**Excerto fornecido**
******

Carlos Marinheiro - Ciberdúvidas da Língua Portuguesa
Carlos Marinheiro
Carlos Marinheiro
180K

Carlos Marinheiro (1941–2022). Bacharel em Jornalismo pela Escola Superior de Meios de Comunicação Social de Lisboa e ex-coordenador executivo do Ciberdúvidas da Língua Portuguesa. Colaborou em vários jornais, sobretudo com textos de análise política e social, nomeadamente no Expresso, Público, Notícias da Amadora e no extinto Comércio do Funchal, influente órgão da Imprensa até ao 25 de Abril.

 
Textos publicados pelo autor

Pergunta:

Gostaria que me indicassem se esta palavra, "ambiencial", existe ou não. Se não, a palavra ambiental será a correcta?

Grato desde já pela vossa atenção.

Resposta:

O Dicionário Eletrônico Houaiss não acolhe o adjectivo ambiencial, mas regista o substantivo (nome) ambiência, tratando-se de «qualidade do que é ambiente, do que rodeia os seres vivos» e «o meio físico, material, em que vive um animal ou um vegetal; meio ambiente»; por extensão de sentido, é «conjunto de condições sociais, culturais, morais etc. que cercam uma pessoa e nela podem influir; meio ambiente». Ambiência vem do «fr[ancês] ambiance (1885) "meio ambiente, atmosfera que envolve uma pessoa ou coisa"».

O adjectivo ambiental («relativo a ou próprio de ambiente») é correcto; naturalmente, no contexto adequado.

Pergunta:

O que significa a palavra composta treme-tremes?

******

**Conjunto de registos**
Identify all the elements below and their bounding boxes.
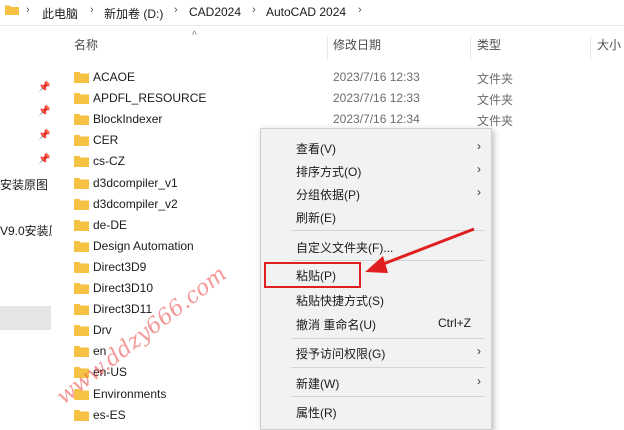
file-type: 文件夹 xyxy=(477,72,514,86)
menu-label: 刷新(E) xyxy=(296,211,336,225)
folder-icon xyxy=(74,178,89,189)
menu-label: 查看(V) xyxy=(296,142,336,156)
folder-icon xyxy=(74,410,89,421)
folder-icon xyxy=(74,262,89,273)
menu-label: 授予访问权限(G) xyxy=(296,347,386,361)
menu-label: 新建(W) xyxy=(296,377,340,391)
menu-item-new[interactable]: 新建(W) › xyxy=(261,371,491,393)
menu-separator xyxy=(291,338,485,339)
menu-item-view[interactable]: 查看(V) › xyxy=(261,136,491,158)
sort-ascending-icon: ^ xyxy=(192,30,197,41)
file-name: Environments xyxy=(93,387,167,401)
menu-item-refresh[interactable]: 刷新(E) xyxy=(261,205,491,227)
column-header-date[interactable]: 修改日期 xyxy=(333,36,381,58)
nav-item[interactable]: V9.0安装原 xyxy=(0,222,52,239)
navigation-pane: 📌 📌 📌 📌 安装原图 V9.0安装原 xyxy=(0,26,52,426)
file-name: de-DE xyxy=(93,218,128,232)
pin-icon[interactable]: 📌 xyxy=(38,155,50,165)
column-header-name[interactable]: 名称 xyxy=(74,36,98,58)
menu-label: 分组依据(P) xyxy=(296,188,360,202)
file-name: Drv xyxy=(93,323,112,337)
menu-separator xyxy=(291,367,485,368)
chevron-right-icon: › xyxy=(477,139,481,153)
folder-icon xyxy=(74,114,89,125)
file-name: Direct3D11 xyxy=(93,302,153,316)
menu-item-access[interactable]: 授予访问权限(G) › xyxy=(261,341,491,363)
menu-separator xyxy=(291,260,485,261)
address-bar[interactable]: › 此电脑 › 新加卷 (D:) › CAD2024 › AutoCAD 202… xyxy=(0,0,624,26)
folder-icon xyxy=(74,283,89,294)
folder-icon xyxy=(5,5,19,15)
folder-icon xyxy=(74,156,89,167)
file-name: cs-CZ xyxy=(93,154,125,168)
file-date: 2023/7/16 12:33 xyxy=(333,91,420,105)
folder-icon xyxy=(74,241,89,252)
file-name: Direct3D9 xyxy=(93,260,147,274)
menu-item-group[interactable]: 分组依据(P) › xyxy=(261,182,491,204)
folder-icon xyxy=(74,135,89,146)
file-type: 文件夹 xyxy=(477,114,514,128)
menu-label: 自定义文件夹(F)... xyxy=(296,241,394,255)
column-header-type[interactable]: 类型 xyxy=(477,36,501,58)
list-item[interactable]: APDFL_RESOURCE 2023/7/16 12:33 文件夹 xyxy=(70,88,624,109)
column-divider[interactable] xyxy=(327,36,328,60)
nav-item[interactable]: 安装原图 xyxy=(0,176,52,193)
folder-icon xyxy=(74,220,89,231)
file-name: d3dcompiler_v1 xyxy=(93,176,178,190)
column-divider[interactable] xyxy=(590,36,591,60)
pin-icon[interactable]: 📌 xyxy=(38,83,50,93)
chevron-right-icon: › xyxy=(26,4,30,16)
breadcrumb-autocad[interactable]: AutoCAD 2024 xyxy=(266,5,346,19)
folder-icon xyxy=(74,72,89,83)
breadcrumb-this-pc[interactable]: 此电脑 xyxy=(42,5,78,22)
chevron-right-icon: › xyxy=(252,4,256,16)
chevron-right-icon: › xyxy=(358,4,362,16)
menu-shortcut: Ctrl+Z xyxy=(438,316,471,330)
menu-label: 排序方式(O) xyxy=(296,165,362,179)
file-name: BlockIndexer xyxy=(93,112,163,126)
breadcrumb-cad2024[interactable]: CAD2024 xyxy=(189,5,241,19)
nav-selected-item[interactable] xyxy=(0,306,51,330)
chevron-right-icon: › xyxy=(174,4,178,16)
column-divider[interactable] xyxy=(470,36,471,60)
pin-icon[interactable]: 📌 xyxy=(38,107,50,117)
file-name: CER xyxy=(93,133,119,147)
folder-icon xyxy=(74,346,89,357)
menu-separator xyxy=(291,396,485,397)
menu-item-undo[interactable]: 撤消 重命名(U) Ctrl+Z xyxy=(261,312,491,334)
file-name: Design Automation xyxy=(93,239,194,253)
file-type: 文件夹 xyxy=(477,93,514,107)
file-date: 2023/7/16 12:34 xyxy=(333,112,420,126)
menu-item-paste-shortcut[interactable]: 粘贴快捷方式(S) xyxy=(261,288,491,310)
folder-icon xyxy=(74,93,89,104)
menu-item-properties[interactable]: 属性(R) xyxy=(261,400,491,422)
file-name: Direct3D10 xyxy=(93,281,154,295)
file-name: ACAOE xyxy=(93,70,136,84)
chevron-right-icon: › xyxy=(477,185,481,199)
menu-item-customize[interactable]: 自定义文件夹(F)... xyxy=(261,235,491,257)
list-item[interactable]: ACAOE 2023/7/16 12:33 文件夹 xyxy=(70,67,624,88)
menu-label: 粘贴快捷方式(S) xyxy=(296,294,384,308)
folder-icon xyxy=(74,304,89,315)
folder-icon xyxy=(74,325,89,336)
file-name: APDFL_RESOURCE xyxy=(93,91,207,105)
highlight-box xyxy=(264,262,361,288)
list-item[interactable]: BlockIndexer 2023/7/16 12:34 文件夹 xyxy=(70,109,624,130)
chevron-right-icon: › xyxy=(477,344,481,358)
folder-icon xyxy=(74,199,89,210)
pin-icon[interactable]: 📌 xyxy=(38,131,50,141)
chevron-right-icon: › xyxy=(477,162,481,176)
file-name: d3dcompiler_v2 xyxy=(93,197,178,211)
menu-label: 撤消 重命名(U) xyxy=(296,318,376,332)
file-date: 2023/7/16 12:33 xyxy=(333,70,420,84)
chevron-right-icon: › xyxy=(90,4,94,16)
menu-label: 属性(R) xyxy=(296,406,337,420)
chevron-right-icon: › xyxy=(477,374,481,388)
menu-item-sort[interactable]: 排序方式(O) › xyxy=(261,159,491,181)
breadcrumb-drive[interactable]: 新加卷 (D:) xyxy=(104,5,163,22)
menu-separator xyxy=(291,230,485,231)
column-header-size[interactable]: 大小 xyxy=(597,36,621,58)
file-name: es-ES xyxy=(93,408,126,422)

******

**Tarefa proposta**
Reproduza, tal como consta do excerto sobre Carlos Marinheiro, o trecho que vai de "Carlos Marinheiro (1941–2022)." até "pela vossa atenção.".

**Resposta ao exercício**
Carlos Marinheiro (1941–2022). Bacharel em Jornalismo pela Escola Superior de Meios de Comunicação Social de Lisboa e ex-coordenador executivo do Ciberdúvidas da Língua Portuguesa. Colaborou em vários jornais, sobretudo com textos de análise política e social, nomeadamente no Expresso, Público, Notícias da Amadora e no extinto Comércio do Funchal, influente órgão da Imprensa até ao 25 de Abril.

 
Textos publicados pelo autor

Pergunta:

Gostaria que me indicassem se esta palavra, "ambiencial", existe ou não. Se não, a palavra ambiental será a correcta?

Grato desde já pela vossa atenção.